Problem description: Select lines where the word "values" appears.
-------- Entries provided
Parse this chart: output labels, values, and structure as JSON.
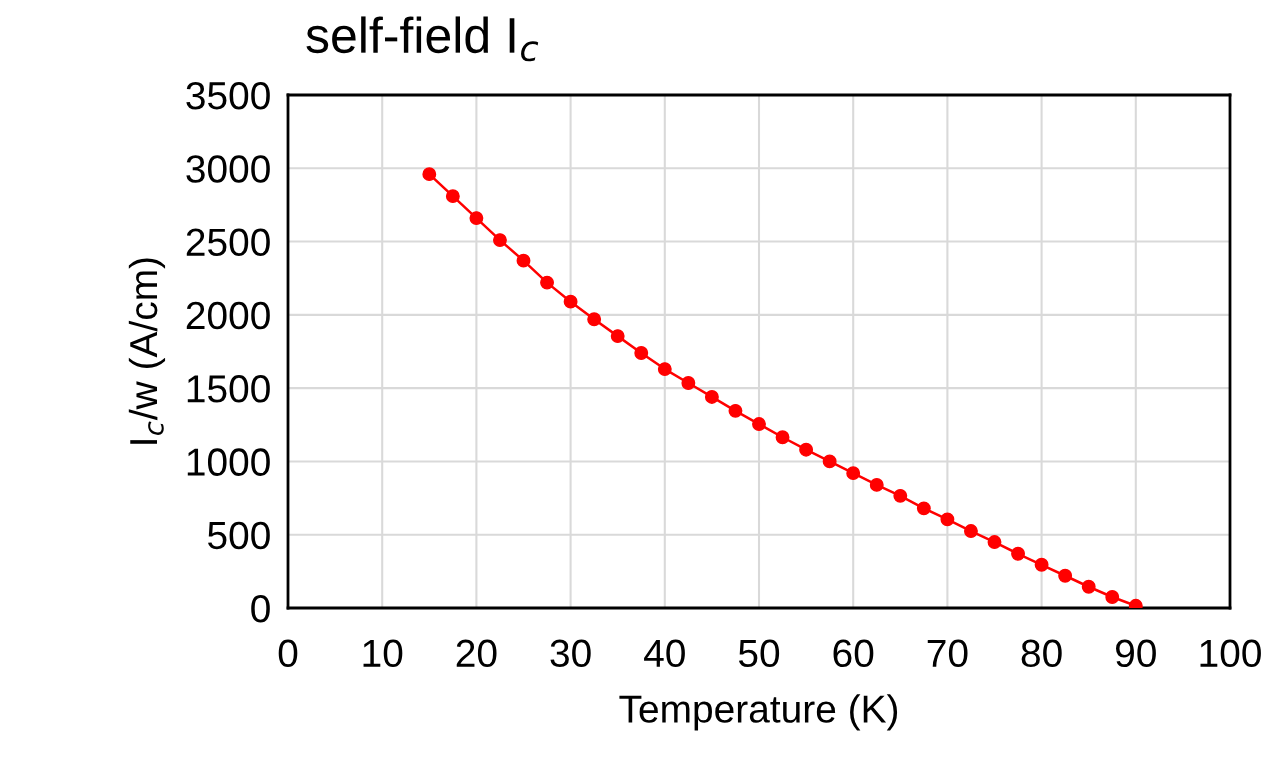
{
  "chart_data": {
    "type": "line",
    "title": "self-field I$_{c}$",
    "xlabel": "Temperature (K)",
    "ylabel": "I$_{c}$/w (A/cm)",
    "x": [
      15,
      17.5,
      20,
      22.5,
      25,
      27.5,
      30,
      32.5,
      35,
      37.5,
      40,
      42.5,
      45,
      47.5,
      50,
      52.5,
      55,
      57.5,
      60,
      62.5,
      65,
      67.5,
      70,
      72.5,
      75,
      77.5,
      80,
      82.5,
      85,
      87.5,
      90
    ],
    "series": [
      {
        "color": "#ff0000",
        "values": [
          2960,
          2810,
          2660,
          2510,
          2370,
          2220,
          2090,
          1970,
          1855,
          1740,
          1630,
          1535,
          1440,
          1345,
          1255,
          1165,
          1080,
          1000,
          920,
          840,
          765,
          680,
          605,
          525,
          450,
          370,
          295,
          220,
          145,
          75,
          15
        ]
      }
    ],
    "xlim": [
      0,
      100
    ],
    "xticks": [
      0,
      10,
      20,
      30,
      40,
      50,
      60,
      70,
      80,
      90,
      100
    ],
    "ylim": [
      0,
      3500
    ],
    "yticks": [
      0,
      500,
      1000,
      1500,
      2000,
      2500,
      3000,
      3500
    ],
    "grid": true,
    "marker": "circle",
    "line_style": "solid",
    "legend": false
  }
}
----------------
Result:
Parse this chart: output labels, values, and structure as JSON.
        "values": [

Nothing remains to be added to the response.